>> begin DOCUMENT PASSAGE

Global Fossil Infrastructure Tracker Methodology

From Global Energy Monitor
This article is part of the Global Fossil Infrastructure Tracker, a project of Global Energy Monitor.
Sub-articles:

The Global Fossil Infrastructure Tracker (GFIT) is an information resource on fossil fuel infrastructure projects and their development. It is designed for activists, researchers, and the media. Currently, the GFIT includes all global LNG import terminals and export terminals, and all global oil and gas transmission pipelines over a per-determined size threshold. More information on inclusion criteria and research methodology can be found below.

The Tracker organizes information in both map and table format. The interactive map format allows users to geographically visualize pipeline routes and terminal locations, while the table format allows users to access additional data points on each project. Both the map and table provide menu-based data filtering options as well as links to further information in project-specific wiki pages housed on GEM.wiki. GEM.wiki is a repository of energy infrastructure information managed by Global Energy Monitor and the Center for Media and Democracy. The sources used in research and data collection can be found cited in each project's wiki page. The GFIT data are updated, published, and distributed twice a year. Following every data update, descriptive statistics are run and published as data summary tables. Activists, researchers, and the media can request the data in tabular format upon request. Requests can be sent to ted.nace@globalenergymonitor.org.

Both the Tracker and data summary tables are available through the Global Gas and Oil Network.

Methodology

Inclusion Criteria

The Global Fossil Infrastructure Tracker (GFIT) includes liquid natural gas (LNG) import and export terminals, natural gas transmission pipelines, oil transmission pipelines, and proposed natural gas liquid (NGL) transmission pipelines. Distribution and gathering pipelines are not included. Pipelines with a capacity of under 0.25 bcm/year (gas), 24 MMcf/d (gas), or 6,000 bpd (oil) are not included. If a pipeline's capacity isn't available, then length is used to determine inclusion. Pipelines under 100 kilometers are not included. Pipelines that fall below this inclusion criteria are not globally comprehensive, but pipelines that meet this inclusion criteria are. There is no capacity threshold for terminal inclusion.

Research Process

The Global Fossil Infrastructure Tracker's (GFIT) data collection method involves professional research analysts searching government, industry, NGO, and general news sources for missing projects and project updates. Data points are recorded in tabular format for aggregate presentation and analysis. In-depth qualitative information is recorded in project-specific wiki pages and may include categories such as financing, environmental impacts, extraction sources, public opposition, aerial photographs, videos, links to permits, coordinates, maps, and others.

>> end DOCUMENT PASSAGE
>> begin INFORMATION SHOWN

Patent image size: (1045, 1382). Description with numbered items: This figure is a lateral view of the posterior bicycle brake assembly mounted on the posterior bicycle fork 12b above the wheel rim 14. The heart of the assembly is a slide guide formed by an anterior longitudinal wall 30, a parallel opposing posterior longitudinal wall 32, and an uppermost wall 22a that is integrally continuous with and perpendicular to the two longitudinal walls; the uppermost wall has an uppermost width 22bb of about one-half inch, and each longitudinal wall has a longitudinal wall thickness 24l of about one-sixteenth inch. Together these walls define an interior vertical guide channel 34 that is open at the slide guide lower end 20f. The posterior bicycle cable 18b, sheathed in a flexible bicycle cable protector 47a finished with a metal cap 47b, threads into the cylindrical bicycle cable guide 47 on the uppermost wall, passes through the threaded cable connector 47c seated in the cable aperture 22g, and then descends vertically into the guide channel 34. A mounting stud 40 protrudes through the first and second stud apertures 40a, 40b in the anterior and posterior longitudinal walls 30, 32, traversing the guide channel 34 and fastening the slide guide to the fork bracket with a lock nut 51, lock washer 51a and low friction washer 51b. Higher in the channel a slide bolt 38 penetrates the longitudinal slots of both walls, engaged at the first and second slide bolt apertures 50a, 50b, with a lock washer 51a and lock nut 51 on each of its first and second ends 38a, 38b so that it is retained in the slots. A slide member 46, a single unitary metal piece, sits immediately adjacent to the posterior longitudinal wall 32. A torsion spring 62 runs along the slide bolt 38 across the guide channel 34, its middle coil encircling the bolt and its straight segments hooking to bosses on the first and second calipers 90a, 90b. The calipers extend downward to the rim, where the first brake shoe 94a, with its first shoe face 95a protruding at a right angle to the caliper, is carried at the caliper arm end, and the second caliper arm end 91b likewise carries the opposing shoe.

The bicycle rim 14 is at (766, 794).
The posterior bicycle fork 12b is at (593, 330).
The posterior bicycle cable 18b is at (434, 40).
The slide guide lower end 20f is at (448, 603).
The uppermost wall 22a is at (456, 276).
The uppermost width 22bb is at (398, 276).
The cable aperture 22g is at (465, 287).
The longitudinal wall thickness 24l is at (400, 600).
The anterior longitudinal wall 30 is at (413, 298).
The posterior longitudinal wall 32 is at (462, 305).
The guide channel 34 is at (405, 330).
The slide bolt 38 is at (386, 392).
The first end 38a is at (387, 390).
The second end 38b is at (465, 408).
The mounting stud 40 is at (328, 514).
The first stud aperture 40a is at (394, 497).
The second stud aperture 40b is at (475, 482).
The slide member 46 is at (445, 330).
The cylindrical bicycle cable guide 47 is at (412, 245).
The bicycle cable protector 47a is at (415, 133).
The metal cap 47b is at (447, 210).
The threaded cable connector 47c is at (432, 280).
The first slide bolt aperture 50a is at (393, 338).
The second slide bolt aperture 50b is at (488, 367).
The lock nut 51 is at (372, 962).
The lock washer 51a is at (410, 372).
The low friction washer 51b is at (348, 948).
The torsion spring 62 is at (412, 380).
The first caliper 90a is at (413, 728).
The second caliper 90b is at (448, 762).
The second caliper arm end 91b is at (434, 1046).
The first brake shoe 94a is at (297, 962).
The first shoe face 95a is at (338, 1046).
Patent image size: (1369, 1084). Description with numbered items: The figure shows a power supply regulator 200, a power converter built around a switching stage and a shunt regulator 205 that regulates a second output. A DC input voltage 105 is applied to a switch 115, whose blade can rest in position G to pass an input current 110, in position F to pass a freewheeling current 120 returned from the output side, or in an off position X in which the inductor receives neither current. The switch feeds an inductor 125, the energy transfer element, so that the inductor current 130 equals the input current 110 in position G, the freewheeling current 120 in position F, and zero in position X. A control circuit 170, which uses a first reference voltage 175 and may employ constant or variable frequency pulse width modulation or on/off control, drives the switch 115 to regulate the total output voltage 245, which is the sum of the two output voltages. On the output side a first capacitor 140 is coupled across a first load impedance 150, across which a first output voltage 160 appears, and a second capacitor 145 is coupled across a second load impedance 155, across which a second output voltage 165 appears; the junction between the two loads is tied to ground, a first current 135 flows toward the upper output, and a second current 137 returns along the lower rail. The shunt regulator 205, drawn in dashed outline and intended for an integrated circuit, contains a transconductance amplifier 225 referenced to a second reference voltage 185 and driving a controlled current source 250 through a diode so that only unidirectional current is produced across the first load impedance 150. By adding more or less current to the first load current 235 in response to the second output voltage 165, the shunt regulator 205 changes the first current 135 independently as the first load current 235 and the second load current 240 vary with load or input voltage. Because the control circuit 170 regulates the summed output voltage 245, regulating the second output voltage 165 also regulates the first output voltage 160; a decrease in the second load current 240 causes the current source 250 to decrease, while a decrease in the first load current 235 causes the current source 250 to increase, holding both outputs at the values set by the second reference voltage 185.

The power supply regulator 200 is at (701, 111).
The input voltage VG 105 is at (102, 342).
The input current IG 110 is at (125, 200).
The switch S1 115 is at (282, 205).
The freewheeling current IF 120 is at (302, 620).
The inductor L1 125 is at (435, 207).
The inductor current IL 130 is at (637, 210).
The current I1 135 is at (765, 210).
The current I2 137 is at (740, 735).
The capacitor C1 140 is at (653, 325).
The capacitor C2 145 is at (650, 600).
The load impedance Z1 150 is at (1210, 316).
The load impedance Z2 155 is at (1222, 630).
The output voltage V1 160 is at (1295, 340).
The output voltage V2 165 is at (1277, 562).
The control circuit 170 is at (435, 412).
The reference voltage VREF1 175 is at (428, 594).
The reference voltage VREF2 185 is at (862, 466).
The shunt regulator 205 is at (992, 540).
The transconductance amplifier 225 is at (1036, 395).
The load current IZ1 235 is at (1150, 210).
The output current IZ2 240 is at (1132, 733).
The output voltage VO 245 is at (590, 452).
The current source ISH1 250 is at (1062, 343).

>> end INFORMATION SHOWN

SET PROBLEM => Please continue the fossil infrastructure tracker methodology text with the part that follows its last sentence.

EXERCISE OUTPUT =>
Under standard wiki convention, each piece of information is linked to a published reference, such as a news article, company report, or regulatory permit. Alternate names for projects are also recorded. For each project in China, the corresponding Chinese name was identified. Once wiki pages are created and data sets are compiled, they are circulated for review to researchers familiar with local conditions and languages. In order to ensure data integrity in the open-access wiki environment, professional research analysts also review all edits made to project wiki pages.

Following every data update, results are validated against government and industry sources at both the individual and the aggregate levels.

Data Updates

The GFIT is updated twice a year, approximately every six months. Data updates includes four components:

  • verifying operational status, which involves actively researching whether construction has begun on proposed projects, or whether construction has been completed and operations have begun
  • adding project updates, which involves updating projects' in the Tracker with any recent qualitative news or data point changes that have occurred since the last data update
  • adding new projects, which involves adding projects that were proposed or announced since the previous GFIT update
  • adding missing projects, which involves adding existing projects that were missing from previous GFIT versions

Verifying Operational Status

During the biannual update, every project with an operational status of "proposed", "construction", or "shelved" is researched to determine if the operational status has changed since the last update.

  • if construction has begun on a project listed as "proposed", the status is changed to "construction"
  • if a project listed as "proposed" has had no development updates in two years, the status is changed to "shelved"
  • if service has begun on a project listed as "construction", the status is changed to "operational"
  • if a project listed as "shelved" has had no development updates in four years, the status is changed to "cancelled"

Adding Project Updates

News articles and industry reports are used to update information about projects regardless of operational status. Examples include accidents and explosions, expansion projects, project retirements, among others.

If an existing pipeline has a proposed expansion, either in its capacity or length, the expansion is added as a new project in the GFIT and to the "Expansion Projects" section of it's mainline's wiki page.

Adding New Projects

News articles, government websites, and industry sources are used to find projects that have been newly proposed since the last GFIT update.

Adding Missing Projects

Initially, a preliminary list of pipelines and LNG terminals was gathered from public data sources including industry, news, and government websites. Initially, all projects were included. The list was researched further to acquire additional data points and qualitative information about each project.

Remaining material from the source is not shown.